#### Records for the exercise

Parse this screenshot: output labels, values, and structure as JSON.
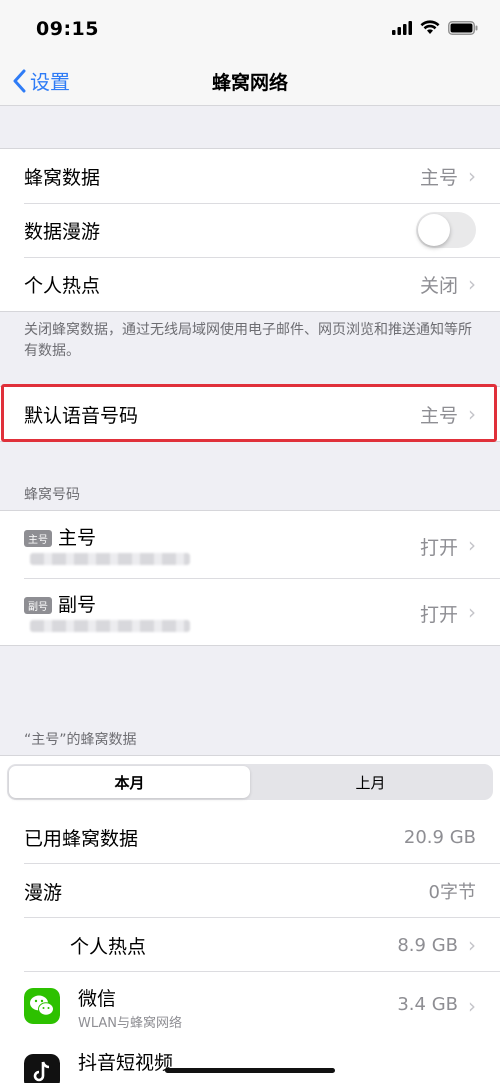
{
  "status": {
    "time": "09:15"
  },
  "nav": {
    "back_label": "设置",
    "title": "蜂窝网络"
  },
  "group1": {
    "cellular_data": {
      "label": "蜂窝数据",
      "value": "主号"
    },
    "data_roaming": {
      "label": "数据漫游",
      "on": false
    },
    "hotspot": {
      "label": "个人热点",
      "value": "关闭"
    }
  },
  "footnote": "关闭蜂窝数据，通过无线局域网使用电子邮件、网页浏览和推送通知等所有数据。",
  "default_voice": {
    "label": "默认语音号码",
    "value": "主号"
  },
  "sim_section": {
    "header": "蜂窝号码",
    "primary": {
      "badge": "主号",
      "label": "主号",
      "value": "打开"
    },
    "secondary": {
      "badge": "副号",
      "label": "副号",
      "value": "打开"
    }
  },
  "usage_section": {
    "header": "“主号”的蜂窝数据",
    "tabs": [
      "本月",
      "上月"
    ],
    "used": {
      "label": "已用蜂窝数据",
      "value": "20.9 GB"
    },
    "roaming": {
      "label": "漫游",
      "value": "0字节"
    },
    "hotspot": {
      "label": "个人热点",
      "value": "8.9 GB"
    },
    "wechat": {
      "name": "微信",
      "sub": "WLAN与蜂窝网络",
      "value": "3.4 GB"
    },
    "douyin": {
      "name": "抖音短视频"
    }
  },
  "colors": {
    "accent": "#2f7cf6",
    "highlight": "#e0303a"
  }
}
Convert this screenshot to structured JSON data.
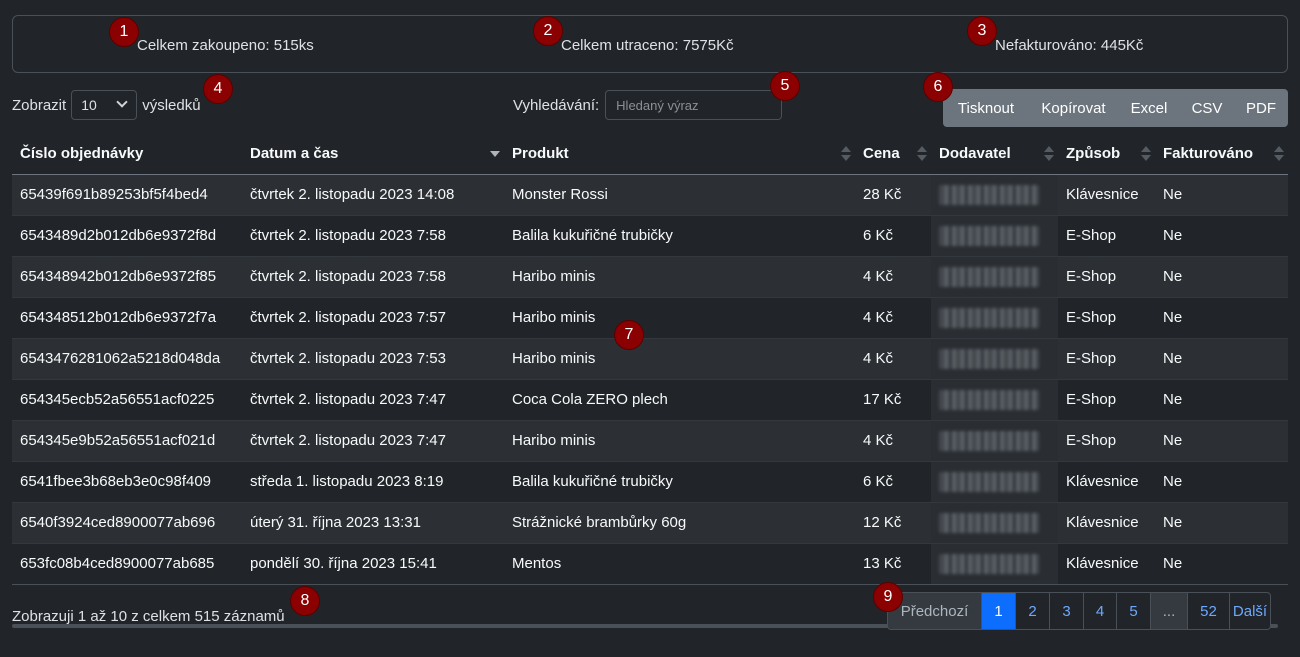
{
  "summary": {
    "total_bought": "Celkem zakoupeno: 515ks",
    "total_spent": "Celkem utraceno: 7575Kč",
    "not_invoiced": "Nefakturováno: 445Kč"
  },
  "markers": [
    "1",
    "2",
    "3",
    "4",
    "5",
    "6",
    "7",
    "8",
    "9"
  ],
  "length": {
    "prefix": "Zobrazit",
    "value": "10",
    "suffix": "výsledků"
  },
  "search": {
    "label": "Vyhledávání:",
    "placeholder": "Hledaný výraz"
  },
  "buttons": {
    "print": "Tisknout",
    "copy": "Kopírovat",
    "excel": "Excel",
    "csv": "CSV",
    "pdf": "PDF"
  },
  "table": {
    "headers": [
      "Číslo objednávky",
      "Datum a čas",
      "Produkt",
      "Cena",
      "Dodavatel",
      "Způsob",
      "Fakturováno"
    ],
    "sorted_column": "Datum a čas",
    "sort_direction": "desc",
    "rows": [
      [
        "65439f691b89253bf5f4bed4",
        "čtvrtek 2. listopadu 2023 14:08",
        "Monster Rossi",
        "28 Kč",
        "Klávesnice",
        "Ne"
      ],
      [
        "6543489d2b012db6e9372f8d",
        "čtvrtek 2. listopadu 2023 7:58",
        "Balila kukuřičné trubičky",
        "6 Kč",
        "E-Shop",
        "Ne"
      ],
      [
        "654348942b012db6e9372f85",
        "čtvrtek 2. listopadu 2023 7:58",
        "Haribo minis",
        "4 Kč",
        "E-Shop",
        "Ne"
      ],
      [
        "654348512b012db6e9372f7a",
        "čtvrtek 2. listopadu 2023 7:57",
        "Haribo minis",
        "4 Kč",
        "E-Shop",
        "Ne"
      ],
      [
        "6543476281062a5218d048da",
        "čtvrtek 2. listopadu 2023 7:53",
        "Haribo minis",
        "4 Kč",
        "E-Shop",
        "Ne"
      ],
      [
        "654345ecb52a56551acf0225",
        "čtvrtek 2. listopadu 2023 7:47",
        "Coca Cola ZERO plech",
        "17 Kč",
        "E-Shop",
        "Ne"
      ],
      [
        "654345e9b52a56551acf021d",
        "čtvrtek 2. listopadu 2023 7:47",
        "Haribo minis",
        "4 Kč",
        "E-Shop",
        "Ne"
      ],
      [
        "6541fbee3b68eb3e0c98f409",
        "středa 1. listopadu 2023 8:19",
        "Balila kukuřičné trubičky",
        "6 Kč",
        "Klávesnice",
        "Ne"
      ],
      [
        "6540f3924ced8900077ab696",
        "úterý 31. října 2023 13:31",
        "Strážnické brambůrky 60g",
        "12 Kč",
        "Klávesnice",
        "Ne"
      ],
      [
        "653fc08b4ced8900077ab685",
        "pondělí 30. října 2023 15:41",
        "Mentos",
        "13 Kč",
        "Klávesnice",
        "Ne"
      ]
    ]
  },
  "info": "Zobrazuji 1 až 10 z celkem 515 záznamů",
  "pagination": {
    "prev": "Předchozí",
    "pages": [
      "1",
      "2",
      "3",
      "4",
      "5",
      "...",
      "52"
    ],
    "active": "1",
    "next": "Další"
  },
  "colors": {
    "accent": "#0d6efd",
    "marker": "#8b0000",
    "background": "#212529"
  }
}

########

== Work to be completed ==
Each line holding "října" must be found and copied.

== Correct result ==
        "úterý 31. října 2023 13:31",
        "pondělí 30. října 2023 15:41",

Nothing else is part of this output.